The problem:
A faithful transcription of all the data is required.

Source material:

◆ ◆ ◆ ◆

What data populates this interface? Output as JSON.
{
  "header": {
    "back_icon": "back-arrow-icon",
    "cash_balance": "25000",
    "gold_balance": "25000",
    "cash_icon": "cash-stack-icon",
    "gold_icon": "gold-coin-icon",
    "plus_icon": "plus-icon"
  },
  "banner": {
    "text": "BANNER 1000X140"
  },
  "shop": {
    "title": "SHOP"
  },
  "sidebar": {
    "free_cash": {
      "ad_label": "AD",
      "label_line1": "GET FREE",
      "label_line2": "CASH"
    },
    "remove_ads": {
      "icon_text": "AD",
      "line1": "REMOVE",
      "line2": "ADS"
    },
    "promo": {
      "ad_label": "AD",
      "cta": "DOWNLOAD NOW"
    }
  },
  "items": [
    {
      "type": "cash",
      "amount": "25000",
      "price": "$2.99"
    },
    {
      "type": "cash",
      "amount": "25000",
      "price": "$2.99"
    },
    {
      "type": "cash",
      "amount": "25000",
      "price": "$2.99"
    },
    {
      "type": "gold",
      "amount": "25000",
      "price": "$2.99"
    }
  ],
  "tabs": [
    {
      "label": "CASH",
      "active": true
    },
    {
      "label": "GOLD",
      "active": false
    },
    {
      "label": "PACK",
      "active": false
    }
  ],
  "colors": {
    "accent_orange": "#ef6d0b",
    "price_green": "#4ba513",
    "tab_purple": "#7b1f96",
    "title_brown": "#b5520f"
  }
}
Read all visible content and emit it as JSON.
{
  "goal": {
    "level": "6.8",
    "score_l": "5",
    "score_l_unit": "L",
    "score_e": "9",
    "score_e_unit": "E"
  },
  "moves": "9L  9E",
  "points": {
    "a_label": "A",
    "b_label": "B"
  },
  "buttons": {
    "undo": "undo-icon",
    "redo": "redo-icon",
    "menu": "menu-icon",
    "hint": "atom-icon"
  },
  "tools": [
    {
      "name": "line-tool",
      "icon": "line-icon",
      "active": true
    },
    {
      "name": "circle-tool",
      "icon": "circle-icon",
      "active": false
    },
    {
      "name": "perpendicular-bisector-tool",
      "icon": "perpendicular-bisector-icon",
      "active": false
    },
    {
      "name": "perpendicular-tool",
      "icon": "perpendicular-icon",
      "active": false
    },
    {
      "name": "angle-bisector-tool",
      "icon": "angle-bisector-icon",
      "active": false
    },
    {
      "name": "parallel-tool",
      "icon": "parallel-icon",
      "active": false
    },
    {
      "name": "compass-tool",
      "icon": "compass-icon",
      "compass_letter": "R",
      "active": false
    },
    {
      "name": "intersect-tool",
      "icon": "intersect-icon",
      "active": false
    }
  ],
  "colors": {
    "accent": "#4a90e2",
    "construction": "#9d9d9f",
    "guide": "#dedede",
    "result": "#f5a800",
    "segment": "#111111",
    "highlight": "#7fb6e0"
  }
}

◆ ◆ ◆ ◆

In response:
What data populates this interface? Output as JSON.
{
  "header": {
    "back_icon": "back-arrow-icon",
    "cash_balance": "25000",
    "gold_balance": "25000",
    "cash_icon": "cash-stack-icon",
    "gold_icon": "gold-coin-icon",
    "plus_icon": "plus-icon"
  },
  "banner": {
    "text": "BANNER 1000X140"
  },
  "shop": {
    "title": "SHOP"
  },
  "sidebar": {
    "free_cash": {
      "ad_label": "AD",
      "label_line1": "GET FREE",
      "label_line2": "CASH"
    },
    "remove_ads": {
      "icon_text": "AD",
      "line1": "REMOVE",
      "line2": "ADS"
    },
    "promo": {
      "ad_label": "AD",
      "cta": "DOWNLOAD NOW"
    }
  },
  "items": [
    {
      "type": "cash",
      "amount": "25000",
      "price": "$2.99"
    },
    {
      "type": "cash",
      "amount": "25000",
      "price": "$2.99"
    },
    {
      "type": "cash",
      "amount": "25000",
      "price": "$2.99"
    },
    {
      "type": "gold",
      "amount": "25000",
      "price": "$2.99"
    }
  ],
  "tabs": [
    {
      "label": "CASH",
      "active": true
    },
    {
      "label": "GOLD",
      "active": false
    },
    {
      "label": "PACK",
      "active": false
    }
  ],
  "colors": {
    "accent_orange": "#ef6d0b",
    "price_green": "#4ba513",
    "tab_purple": "#7b1f96",
    "title_brown": "#b5520f"
  }
}
Read all visible content and emit it as JSON.
{
  "goal": {
    "level": "6.8",
    "score_l": "5",
    "score_l_unit": "L",
    "score_e": "9",
    "score_e_unit": "E"
  },
  "moves": "9L  9E",
  "points": {
    "a_label": "A",
    "b_label": "B"
  },
  "buttons": {
    "undo": "undo-icon",
    "redo": "redo-icon",
    "menu": "menu-icon",
    "hint": "atom-icon"
  },
  "tools": [
    {
      "name": "line-tool",
      "icon": "line-icon",
      "active": true
    },
    {
      "name": "circle-tool",
      "icon": "circle-icon",
      "active": false
    },
    {
      "name": "perpendicular-bisector-tool",
      "icon": "perpendicular-bisector-icon",
      "active": false
    },
    {
      "name": "perpendicular-tool",
      "icon": "perpendicular-icon",
      "active": false
    },
    {
      "name": "angle-bisector-tool",
      "icon": "angle-bisector-icon",
      "active": false
    },
    {
      "name": "parallel-tool",
      "icon": "parallel-icon",
      "active": false
    },
    {
      "name": "compass-tool",
      "icon": "compass-icon",
      "compass_letter": "R",
      "active": false
    },
    {
      "name": "intersect-tool",
      "icon": "intersect-icon",
      "active": false
    }
  ],
  "colors": {
    "accent": "#4a90e2",
    "construction": "#9d9d9f",
    "guide": "#dedede",
    "result": "#f5a800",
    "segment": "#111111",
    "highlight": "#7fb6e0"
  }
}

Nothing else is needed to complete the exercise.